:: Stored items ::
* start *

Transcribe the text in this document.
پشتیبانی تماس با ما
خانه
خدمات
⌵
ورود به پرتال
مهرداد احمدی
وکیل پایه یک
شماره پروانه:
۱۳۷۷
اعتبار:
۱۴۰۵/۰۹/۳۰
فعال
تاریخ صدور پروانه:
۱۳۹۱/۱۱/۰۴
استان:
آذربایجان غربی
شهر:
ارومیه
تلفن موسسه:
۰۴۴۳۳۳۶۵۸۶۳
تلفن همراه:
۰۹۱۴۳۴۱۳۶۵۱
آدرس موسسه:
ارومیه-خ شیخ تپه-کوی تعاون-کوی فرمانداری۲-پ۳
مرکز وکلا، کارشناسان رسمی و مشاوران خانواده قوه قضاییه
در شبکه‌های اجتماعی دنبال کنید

* end *

:: EXERCISE ::
From the data above, show each line that contains "ارومیه".

:: ANSWER TO THE PROBLEM ::
ارومیه
ارومیه-خ شیخ تپه-کوی تعاون-کوی فرمانداری۲-پ۳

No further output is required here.